REQUEST » Look below and pull out each line with the word "this".

## start ENTRIES

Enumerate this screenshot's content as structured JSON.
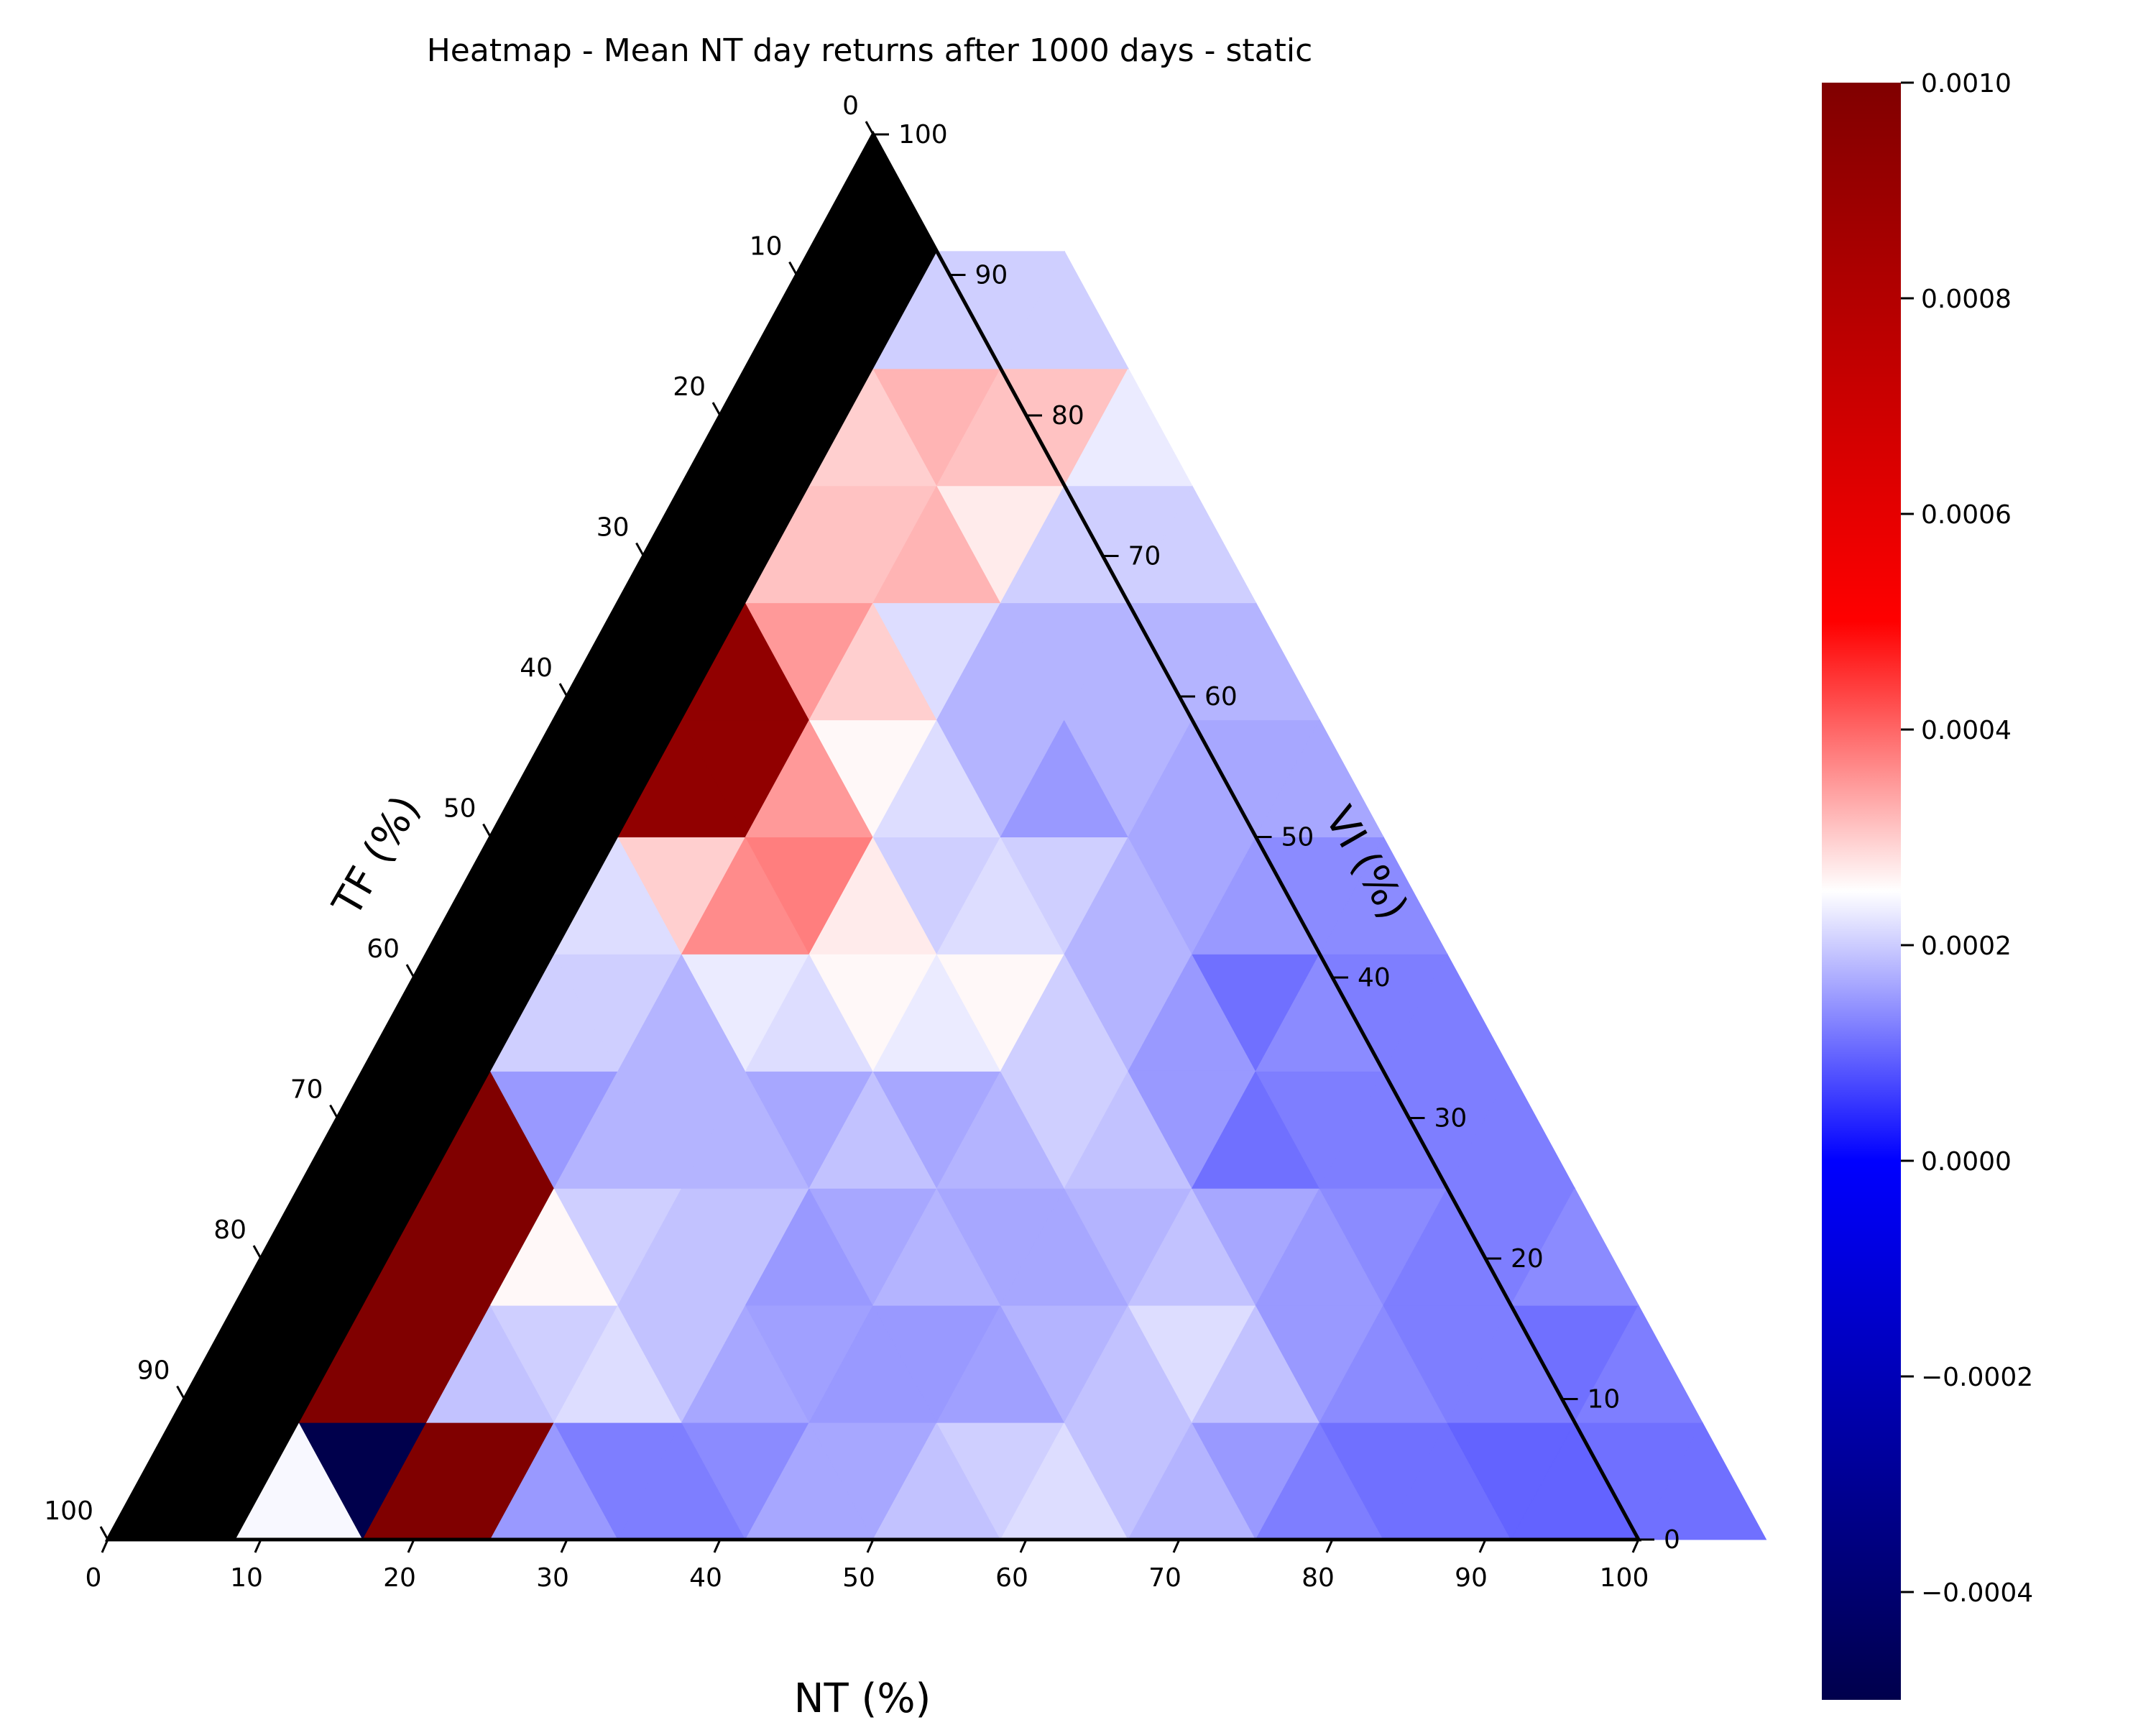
{
  "chart_data": {
    "type": "heatmap",
    "subtype": "ternary",
    "title": "Heatmap - Mean NT day returns after 1000 days - static",
    "axes": {
      "bottom": {
        "label": "NT (%)",
        "ticks": [
          "0",
          "10",
          "20",
          "30",
          "40",
          "50",
          "60",
          "70",
          "80",
          "90",
          "100"
        ]
      },
      "left": {
        "label": "TF (%)",
        "ticks": [
          "0",
          "10",
          "20",
          "30",
          "40",
          "50",
          "60",
          "70",
          "80",
          "90",
          "100"
        ]
      },
      "right": {
        "label": "VI (%)",
        "ticks": [
          "0",
          "10",
          "20",
          "30",
          "40",
          "50",
          "60",
          "70",
          "80",
          "90",
          "100"
        ]
      }
    },
    "colorbar": {
      "range": [
        -0.0005,
        0.001
      ],
      "ticks": [
        "0.0010",
        "0.0008",
        "0.0006",
        "0.0004",
        "0.0002",
        "0.0000",
        "−0.0002",
        "−0.0004"
      ],
      "tick_values": [
        0.001,
        0.0008,
        0.0006,
        0.0004,
        0.0002,
        0.0,
        -0.0002,
        -0.0004
      ],
      "colormap": "seismic",
      "colors": [
        "#00004c",
        "#0000ff",
        "#ffffff",
        "#ff0000",
        "#800000"
      ]
    },
    "missing_color": "#000000",
    "grid_step": 8.3333,
    "rows": [
      [
        0.00024,
        -0.0005,
        0.001,
        0.001,
        0.0001,
        6e-05,
        6e-05,
        8e-05,
        0.00012,
        0.00012,
        0.00016,
        0.00018,
        0.0002,
        0.00016,
        0.00014,
        0.0001,
        6e-05,
        4e-05,
        4e-05,
        2e-05,
        2e-05,
        4e-05,
        4e-05
      ],
      [
        0.001,
        0.001,
        0.00016,
        0.00018,
        0.0002,
        0.00016,
        0.00012,
        0.00011,
        0.0001,
        0.0001,
        0.00011,
        0.00014,
        0.00016,
        0.0002,
        0.00016,
        0.0001,
        8e-05,
        6e-05,
        6e-05,
        4e-05,
        6e-05
      ],
      [
        0.001,
        0.001,
        0.00026,
        0.00018,
        0.00016,
        0.00016,
        0.0001,
        0.00012,
        0.00014,
        0.00012,
        0.00012,
        0.00014,
        0.00016,
        0.00012,
        0.0001,
        8e-05,
        6e-05,
        6e-05,
        8e-05
      ],
      [
        0.001,
        0.0001,
        0.00014,
        0.00014,
        0.00014,
        0.00012,
        0.00016,
        0.00012,
        0.00014,
        0.00018,
        0.00016,
        0.0001,
        4e-05,
        6e-05,
        6e-05,
        6e-05,
        6e-05
      ],
      [
        0.00018,
        0.00018,
        0.00014,
        0.00022,
        0.0002,
        0.00026,
        0.00022,
        0.00026,
        0.00018,
        0.00014,
        0.0001,
        4e-05,
        8e-05,
        6e-05,
        6e-05
      ],
      [
        0.0002,
        0.00032,
        0.00042,
        0.00044,
        0.00028,
        0.00018,
        0.0002,
        0.00018,
        0.00014,
        0.00012,
        0.0001,
        8e-05,
        8e-05
      ],
      [
        0.00095,
        0.00095,
        0.0004,
        0.00026,
        0.0002,
        0.00014,
        0.0001,
        0.00014,
        0.00012,
        0.00012,
        0.00012
      ],
      [
        0.00095,
        0.0004,
        0.00032,
        0.0002,
        0.00014,
        0.00014,
        0.00014,
        0.00014,
        0.00014
      ],
      [
        0.00034,
        0.00034,
        0.00036,
        0.00028,
        0.00018,
        0.00018,
        0.00018
      ],
      [
        0.00032,
        0.00036,
        0.00034,
        0.00034,
        0.00022
      ],
      [
        0.00018,
        0.00018,
        0.00018
      ]
    ]
  }
}
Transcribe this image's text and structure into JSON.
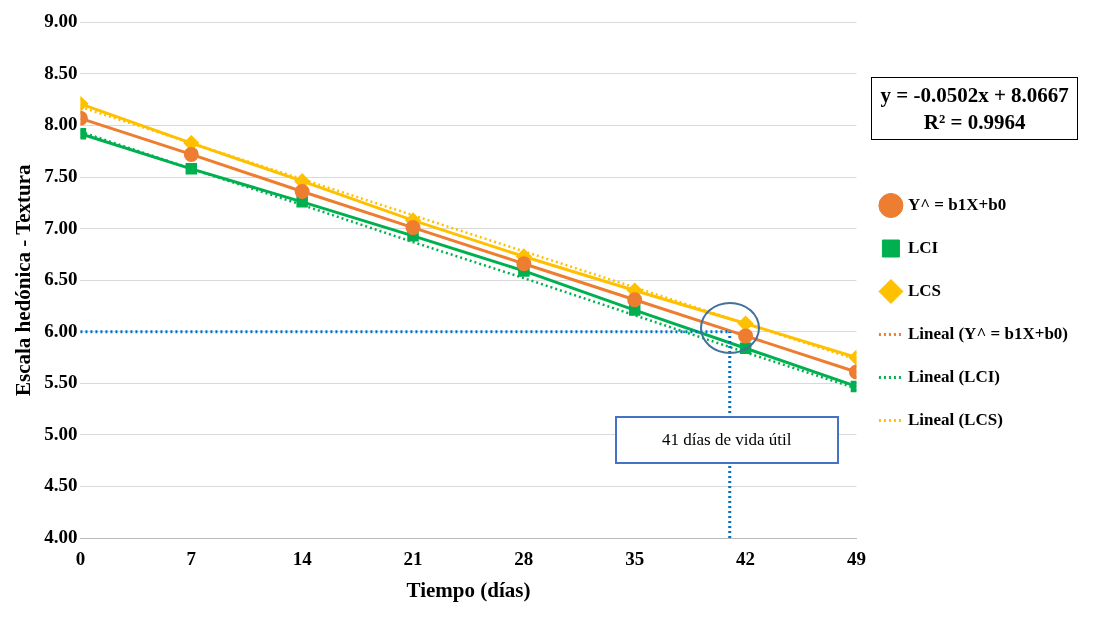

## end ENTRIES

FULL SOLUTION »
Enumerate this screenshot's content as structured JSON.
Transcribe this image's text and structure into JSON.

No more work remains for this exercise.